WHAT YOU WILL DO: Locate the word "this" in the entries below, then gather every line that holds it.

DATA:
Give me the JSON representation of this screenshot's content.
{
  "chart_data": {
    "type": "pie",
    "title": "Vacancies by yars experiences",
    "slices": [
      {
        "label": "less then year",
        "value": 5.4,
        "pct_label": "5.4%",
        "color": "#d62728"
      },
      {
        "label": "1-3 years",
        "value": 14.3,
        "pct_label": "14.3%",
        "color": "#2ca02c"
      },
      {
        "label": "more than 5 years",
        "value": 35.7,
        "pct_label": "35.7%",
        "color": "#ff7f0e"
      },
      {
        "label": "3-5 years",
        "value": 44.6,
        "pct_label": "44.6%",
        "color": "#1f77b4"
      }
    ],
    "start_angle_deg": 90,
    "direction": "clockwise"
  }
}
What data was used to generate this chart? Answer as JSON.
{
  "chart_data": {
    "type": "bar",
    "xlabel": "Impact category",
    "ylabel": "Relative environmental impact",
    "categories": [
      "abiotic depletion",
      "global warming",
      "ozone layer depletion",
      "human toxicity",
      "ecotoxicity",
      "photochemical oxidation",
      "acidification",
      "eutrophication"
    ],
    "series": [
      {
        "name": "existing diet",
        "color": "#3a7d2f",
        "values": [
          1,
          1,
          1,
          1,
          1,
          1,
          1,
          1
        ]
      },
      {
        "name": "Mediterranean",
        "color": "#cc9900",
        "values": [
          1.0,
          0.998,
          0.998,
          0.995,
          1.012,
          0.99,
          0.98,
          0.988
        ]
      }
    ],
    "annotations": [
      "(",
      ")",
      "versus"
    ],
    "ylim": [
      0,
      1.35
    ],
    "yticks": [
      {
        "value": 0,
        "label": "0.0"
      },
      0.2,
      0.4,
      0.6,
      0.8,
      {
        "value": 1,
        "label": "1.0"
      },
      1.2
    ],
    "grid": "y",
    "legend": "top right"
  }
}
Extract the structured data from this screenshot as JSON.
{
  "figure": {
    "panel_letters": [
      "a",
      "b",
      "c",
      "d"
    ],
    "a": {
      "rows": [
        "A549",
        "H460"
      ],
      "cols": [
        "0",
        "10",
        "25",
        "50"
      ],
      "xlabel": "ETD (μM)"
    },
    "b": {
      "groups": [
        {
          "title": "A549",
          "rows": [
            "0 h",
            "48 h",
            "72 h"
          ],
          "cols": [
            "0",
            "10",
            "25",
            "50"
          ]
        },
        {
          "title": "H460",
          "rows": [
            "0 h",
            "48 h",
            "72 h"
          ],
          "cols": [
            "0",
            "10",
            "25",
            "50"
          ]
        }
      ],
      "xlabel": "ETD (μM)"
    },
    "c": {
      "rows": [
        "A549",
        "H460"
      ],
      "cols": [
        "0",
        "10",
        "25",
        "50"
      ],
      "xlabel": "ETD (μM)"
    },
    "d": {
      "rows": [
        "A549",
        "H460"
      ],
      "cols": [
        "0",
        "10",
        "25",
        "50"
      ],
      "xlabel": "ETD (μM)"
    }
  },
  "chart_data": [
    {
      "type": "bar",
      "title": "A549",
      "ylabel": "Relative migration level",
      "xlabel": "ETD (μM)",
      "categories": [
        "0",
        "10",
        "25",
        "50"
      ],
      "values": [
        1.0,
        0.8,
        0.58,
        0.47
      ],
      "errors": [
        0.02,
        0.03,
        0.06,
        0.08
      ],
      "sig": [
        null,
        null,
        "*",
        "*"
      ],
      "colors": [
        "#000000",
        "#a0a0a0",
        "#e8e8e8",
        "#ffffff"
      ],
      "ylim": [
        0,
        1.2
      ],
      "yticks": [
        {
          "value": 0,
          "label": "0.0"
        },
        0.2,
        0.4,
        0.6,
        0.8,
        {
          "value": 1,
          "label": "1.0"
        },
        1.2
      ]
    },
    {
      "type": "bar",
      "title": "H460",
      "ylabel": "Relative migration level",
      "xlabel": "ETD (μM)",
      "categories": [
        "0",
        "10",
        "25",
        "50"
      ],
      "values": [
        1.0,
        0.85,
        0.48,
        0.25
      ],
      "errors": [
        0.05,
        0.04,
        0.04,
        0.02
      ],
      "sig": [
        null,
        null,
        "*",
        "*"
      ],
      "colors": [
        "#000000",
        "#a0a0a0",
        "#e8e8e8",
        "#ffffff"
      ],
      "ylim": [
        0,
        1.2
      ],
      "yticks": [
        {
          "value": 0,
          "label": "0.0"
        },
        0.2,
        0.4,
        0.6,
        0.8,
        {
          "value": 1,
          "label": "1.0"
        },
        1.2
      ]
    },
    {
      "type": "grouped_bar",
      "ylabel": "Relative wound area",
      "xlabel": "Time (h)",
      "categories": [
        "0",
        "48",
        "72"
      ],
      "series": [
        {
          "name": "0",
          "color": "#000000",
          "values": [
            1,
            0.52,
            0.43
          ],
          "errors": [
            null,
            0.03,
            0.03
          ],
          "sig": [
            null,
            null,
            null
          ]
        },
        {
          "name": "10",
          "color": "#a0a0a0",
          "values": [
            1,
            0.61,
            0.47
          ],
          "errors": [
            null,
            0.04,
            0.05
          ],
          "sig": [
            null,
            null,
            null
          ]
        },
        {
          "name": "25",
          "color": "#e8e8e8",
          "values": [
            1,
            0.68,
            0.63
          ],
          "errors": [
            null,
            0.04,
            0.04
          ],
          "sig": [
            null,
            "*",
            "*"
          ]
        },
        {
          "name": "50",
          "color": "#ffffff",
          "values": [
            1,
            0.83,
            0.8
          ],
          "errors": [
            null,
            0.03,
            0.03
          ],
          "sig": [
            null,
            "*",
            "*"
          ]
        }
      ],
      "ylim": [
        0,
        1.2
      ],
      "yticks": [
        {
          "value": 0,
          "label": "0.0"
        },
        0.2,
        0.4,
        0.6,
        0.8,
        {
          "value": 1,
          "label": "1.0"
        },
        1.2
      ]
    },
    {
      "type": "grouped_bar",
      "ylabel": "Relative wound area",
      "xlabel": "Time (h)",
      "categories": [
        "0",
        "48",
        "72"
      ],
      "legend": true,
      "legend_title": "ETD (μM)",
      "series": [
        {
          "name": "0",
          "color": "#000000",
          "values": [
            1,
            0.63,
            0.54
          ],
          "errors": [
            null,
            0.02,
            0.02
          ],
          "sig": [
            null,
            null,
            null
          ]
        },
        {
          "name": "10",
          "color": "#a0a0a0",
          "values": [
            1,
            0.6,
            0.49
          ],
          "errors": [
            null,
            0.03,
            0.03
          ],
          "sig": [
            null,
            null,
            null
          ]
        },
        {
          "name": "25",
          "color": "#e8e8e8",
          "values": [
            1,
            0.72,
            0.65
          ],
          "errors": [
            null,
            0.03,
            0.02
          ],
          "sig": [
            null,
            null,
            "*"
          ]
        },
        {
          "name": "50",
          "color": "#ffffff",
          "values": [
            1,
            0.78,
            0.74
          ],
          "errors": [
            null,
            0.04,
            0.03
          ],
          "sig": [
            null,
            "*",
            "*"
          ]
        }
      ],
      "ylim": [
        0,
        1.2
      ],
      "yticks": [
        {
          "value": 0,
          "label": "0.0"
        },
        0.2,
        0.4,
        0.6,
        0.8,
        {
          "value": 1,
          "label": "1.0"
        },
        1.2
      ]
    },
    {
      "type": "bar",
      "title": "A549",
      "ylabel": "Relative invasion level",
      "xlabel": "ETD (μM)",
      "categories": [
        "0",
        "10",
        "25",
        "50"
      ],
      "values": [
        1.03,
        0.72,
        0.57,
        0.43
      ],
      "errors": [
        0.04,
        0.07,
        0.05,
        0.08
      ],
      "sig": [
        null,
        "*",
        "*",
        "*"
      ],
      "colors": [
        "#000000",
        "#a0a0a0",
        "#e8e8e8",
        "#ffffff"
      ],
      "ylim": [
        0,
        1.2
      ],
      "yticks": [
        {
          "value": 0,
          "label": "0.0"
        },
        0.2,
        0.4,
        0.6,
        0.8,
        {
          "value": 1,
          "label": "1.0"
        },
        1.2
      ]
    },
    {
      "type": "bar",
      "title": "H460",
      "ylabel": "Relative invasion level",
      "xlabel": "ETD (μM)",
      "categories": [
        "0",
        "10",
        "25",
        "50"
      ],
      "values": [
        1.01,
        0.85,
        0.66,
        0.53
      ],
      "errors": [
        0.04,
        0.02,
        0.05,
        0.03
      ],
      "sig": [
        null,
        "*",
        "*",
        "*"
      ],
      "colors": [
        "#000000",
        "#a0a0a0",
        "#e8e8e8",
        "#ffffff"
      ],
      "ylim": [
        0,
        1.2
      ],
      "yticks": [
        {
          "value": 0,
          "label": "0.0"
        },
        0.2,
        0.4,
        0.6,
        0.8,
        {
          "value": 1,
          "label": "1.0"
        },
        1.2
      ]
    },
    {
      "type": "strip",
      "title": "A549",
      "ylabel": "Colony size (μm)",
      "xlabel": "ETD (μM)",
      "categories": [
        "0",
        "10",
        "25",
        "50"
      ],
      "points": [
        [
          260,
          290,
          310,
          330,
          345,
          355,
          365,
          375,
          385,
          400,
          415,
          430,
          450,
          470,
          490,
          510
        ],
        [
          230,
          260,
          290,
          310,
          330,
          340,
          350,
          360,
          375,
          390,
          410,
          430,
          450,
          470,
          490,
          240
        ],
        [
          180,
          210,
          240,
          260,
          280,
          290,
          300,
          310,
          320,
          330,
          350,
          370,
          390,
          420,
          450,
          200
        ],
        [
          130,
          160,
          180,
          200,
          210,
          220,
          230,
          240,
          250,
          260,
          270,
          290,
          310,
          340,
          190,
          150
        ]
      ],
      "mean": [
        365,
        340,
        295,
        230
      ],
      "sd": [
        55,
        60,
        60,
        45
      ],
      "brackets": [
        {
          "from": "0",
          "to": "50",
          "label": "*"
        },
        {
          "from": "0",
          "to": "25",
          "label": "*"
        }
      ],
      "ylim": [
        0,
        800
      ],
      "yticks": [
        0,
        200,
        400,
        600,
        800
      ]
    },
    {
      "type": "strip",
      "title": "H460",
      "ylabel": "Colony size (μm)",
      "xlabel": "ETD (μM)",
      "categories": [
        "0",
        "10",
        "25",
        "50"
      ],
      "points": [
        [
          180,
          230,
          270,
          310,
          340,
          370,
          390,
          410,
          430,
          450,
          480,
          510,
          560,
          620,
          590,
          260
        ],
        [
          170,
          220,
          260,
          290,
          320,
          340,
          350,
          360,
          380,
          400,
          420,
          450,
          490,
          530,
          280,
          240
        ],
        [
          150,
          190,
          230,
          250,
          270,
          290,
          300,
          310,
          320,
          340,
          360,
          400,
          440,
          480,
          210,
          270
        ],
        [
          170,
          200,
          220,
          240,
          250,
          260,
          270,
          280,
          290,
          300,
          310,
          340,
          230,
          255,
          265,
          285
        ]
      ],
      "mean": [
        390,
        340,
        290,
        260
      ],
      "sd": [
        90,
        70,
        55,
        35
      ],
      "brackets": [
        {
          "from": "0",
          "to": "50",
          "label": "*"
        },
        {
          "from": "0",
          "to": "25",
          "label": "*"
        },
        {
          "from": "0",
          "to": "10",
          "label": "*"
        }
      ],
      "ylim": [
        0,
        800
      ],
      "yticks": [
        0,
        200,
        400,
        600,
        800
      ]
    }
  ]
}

ANSWER FOR THE TASK:
Give me the JSON representation of this screenshot's content.
What data was used to generate this chart? Answer as JSON.
Extract the structured data from this screenshot as JSON.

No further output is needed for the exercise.